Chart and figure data
>>

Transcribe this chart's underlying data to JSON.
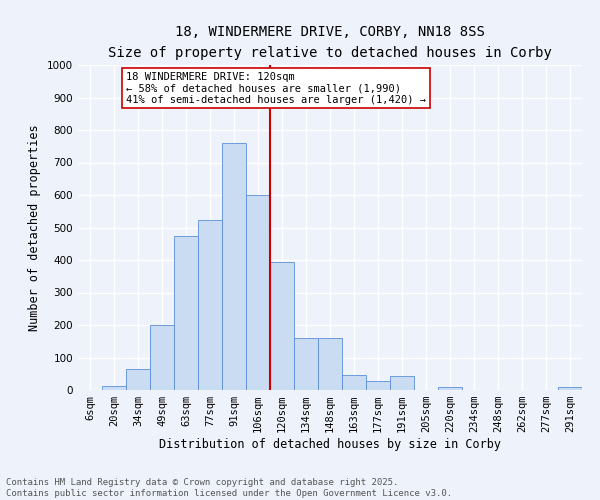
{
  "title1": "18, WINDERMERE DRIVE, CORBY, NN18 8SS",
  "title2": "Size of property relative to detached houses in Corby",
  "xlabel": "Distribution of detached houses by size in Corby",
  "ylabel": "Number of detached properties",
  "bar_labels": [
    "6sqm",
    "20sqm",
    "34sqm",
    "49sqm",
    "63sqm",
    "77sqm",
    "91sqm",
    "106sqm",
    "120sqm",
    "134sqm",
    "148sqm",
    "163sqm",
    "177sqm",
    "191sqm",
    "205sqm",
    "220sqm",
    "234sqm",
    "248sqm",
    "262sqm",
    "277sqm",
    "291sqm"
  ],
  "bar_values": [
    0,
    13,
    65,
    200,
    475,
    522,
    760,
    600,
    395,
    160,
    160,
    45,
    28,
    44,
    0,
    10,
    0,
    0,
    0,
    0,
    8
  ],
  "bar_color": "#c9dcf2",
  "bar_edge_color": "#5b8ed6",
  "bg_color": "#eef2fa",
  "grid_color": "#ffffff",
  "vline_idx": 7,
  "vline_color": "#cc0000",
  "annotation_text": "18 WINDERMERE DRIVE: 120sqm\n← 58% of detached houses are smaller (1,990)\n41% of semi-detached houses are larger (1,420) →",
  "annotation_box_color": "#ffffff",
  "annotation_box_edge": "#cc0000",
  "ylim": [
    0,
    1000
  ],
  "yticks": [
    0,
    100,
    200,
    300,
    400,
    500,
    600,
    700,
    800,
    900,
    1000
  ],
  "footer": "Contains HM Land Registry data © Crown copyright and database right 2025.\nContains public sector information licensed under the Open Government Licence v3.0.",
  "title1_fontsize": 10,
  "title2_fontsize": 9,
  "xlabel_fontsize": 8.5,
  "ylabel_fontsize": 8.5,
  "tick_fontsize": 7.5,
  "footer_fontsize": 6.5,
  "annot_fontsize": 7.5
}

<<

→ **TASK STATEMENT**
Leave out the pictures and transcribe the entries above exactly.

→ **SOLUTION TO THIS PROBLEM**
Transcribe this chart's underlying data to JSON.
{
  "title1": "18, WINDERMERE DRIVE, CORBY, NN18 8SS",
  "title2": "Size of property relative to detached houses in Corby",
  "xlabel": "Distribution of detached houses by size in Corby",
  "ylabel": "Number of detached properties",
  "bar_labels": [
    "6sqm",
    "20sqm",
    "34sqm",
    "49sqm",
    "63sqm",
    "77sqm",
    "91sqm",
    "106sqm",
    "120sqm",
    "134sqm",
    "148sqm",
    "163sqm",
    "177sqm",
    "191sqm",
    "205sqm",
    "220sqm",
    "234sqm",
    "248sqm",
    "262sqm",
    "277sqm",
    "291sqm"
  ],
  "bar_values": [
    0,
    13,
    65,
    200,
    475,
    522,
    760,
    600,
    395,
    160,
    160,
    45,
    28,
    44,
    0,
    10,
    0,
    0,
    0,
    0,
    8
  ],
  "bar_color": "#c9dcf2",
  "bar_edge_color": "#5b8ed6",
  "bg_color": "#eef2fa",
  "grid_color": "#ffffff",
  "vline_idx": 7,
  "vline_color": "#cc0000",
  "annotation_text": "18 WINDERMERE DRIVE: 120sqm\n← 58% of detached houses are smaller (1,990)\n41% of semi-detached houses are larger (1,420) →",
  "annotation_box_color": "#ffffff",
  "annotation_box_edge": "#cc0000",
  "ylim": [
    0,
    1000
  ],
  "yticks": [
    0,
    100,
    200,
    300,
    400,
    500,
    600,
    700,
    800,
    900,
    1000
  ],
  "footer": "Contains HM Land Registry data © Crown copyright and database right 2025.\nContains public sector information licensed under the Open Government Licence v3.0.",
  "title1_fontsize": 10,
  "title2_fontsize": 9,
  "xlabel_fontsize": 8.5,
  "ylabel_fontsize": 8.5,
  "tick_fontsize": 7.5,
  "footer_fontsize": 6.5,
  "annot_fontsize": 7.5
}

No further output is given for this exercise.